*Goal:* Begin at the line that has "place-label-erie: Erie bbox=[358, 417, 381, 432]" and stop after the line that has "place-dot-thornton bbox=[381, 527, 387, 533]". Rewrite only those lines of the records, updating "heart-icon" to "favorite-icon" and leaving everything else unchanged.

*Records for processing:*

◇ ◇ ◇ ◇

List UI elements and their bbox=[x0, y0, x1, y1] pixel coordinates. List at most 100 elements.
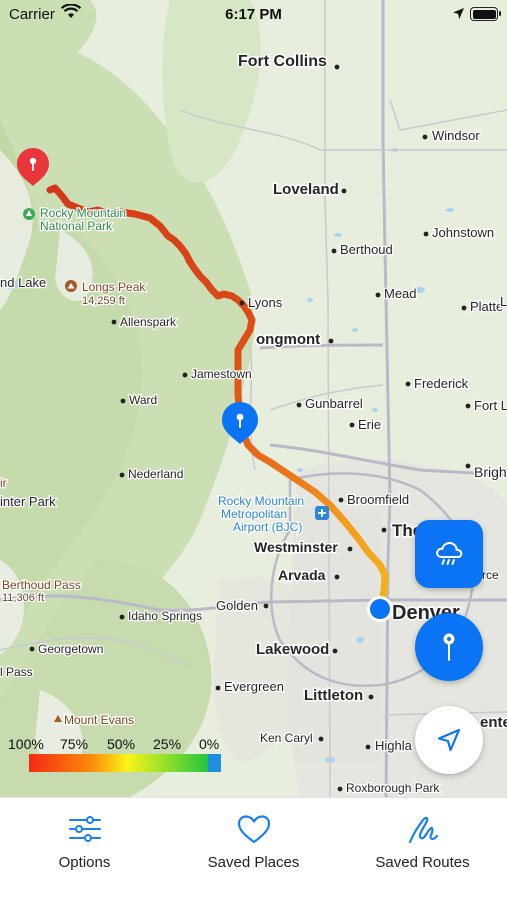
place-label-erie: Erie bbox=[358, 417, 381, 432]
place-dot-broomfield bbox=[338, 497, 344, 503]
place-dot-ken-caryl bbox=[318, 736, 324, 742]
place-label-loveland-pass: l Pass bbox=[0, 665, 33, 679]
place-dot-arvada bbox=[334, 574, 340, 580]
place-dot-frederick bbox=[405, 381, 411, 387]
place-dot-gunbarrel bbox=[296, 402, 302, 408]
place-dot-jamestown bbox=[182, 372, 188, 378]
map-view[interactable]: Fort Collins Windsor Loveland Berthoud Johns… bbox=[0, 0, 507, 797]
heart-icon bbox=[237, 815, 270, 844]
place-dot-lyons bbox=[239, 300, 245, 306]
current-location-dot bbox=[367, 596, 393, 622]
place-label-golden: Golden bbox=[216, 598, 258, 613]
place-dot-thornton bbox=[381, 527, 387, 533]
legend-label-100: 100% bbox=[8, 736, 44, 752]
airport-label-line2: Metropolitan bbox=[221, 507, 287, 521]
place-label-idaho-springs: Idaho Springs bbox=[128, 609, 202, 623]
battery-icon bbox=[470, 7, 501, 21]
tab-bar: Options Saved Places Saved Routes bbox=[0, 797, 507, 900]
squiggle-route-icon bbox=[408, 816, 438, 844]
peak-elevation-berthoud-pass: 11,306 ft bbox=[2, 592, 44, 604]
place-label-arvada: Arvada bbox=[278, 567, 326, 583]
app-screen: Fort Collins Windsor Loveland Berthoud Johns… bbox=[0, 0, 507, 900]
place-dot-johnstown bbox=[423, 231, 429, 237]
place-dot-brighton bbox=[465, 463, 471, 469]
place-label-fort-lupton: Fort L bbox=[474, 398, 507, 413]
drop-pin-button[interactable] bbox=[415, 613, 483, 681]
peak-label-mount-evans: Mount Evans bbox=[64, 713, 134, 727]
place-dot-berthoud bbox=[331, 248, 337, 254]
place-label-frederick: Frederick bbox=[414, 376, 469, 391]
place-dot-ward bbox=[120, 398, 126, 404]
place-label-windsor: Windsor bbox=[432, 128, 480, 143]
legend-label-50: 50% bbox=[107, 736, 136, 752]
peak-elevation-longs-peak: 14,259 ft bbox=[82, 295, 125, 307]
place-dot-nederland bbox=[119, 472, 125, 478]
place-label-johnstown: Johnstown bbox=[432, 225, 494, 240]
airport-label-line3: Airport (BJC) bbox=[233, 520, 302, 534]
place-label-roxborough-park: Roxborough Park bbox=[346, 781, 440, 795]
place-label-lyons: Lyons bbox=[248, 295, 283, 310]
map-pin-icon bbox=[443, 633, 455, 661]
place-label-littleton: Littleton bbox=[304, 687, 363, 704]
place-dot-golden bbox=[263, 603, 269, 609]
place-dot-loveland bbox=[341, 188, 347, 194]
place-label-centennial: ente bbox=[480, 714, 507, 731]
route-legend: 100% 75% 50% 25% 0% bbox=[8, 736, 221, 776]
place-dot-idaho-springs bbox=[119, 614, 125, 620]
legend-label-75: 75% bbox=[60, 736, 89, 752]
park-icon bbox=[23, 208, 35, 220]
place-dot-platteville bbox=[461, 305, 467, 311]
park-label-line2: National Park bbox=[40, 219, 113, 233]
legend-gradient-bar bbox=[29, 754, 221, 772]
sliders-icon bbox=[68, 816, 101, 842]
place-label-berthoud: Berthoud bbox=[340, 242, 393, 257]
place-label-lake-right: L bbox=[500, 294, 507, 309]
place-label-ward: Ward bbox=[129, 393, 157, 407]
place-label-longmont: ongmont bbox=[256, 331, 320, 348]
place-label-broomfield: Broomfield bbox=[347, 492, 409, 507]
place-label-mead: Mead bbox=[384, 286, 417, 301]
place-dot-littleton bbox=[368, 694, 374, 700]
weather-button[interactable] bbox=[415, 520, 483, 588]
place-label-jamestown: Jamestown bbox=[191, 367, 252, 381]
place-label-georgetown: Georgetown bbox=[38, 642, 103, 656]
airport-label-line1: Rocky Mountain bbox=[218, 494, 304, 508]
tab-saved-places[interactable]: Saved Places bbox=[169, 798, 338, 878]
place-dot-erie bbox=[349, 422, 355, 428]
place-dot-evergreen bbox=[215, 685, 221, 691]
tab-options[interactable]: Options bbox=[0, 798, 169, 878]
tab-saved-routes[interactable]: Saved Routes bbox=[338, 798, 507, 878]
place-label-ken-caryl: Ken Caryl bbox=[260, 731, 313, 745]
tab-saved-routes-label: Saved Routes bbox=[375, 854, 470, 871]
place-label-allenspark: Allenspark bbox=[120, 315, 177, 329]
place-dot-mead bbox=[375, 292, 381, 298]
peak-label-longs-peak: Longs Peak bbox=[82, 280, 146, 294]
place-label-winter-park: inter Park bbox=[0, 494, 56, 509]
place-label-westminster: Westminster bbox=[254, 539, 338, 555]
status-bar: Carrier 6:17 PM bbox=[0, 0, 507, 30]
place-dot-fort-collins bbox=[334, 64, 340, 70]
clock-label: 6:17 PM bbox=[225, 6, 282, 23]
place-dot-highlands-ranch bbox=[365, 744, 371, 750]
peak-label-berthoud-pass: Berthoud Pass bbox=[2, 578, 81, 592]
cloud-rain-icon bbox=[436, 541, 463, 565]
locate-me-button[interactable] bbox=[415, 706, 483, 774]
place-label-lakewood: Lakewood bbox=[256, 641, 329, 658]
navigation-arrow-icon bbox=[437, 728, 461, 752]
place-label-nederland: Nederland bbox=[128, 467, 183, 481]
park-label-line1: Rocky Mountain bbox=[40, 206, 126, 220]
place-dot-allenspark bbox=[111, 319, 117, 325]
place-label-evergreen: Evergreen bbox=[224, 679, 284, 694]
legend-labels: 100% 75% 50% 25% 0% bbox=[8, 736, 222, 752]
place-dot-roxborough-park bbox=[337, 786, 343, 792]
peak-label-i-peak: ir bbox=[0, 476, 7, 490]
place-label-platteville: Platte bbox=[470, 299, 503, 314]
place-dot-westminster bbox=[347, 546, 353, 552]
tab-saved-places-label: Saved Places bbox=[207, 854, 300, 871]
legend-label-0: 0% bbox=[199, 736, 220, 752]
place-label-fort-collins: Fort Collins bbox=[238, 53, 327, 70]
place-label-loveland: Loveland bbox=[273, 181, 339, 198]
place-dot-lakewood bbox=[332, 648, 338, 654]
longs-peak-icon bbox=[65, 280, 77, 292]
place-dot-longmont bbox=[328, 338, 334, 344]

◇ ◇ ◇ ◇

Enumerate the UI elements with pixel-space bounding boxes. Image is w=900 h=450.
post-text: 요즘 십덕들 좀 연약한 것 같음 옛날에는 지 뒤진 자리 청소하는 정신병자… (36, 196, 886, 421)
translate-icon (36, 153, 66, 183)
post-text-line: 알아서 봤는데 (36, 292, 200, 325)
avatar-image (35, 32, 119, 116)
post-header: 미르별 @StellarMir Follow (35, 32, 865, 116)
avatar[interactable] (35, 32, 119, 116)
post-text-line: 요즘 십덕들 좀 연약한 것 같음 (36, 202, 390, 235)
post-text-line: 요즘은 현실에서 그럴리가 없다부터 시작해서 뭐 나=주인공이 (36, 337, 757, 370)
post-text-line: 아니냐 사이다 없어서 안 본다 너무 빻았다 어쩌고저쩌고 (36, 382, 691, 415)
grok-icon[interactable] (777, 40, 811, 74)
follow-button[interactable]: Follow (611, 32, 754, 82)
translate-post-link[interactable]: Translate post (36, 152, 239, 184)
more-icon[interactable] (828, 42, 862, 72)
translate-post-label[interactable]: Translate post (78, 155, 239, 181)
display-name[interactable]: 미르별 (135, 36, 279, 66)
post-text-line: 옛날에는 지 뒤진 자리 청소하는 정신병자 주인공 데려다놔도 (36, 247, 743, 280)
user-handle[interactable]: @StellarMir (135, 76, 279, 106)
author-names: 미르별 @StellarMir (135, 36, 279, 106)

◇ ◇ ◇ ◇

*Written response:*
place-label-erie: Erie bbox=[358, 417, 381, 432]
place-dot-broomfield bbox=[338, 497, 344, 503]
place-dot-ken-caryl bbox=[318, 736, 324, 742]
place-label-loveland-pass: l Pass bbox=[0, 665, 33, 679]
place-dot-arvada bbox=[334, 574, 340, 580]
place-dot-frederick bbox=[405, 381, 411, 387]
place-dot-gunbarrel bbox=[296, 402, 302, 408]
place-dot-jamestown bbox=[182, 372, 188, 378]
map-view[interactable]: Fort Collins Windsor Loveland Berthoud Johns… bbox=[0, 0, 507, 797]
favorite-icon bbox=[237, 815, 270, 844]
place-dot-lyons bbox=[239, 300, 245, 306]
current-location-dot bbox=[367, 596, 393, 622]
place-label-golden: Golden bbox=[216, 598, 258, 613]
place-dot-thornton bbox=[381, 527, 387, 533]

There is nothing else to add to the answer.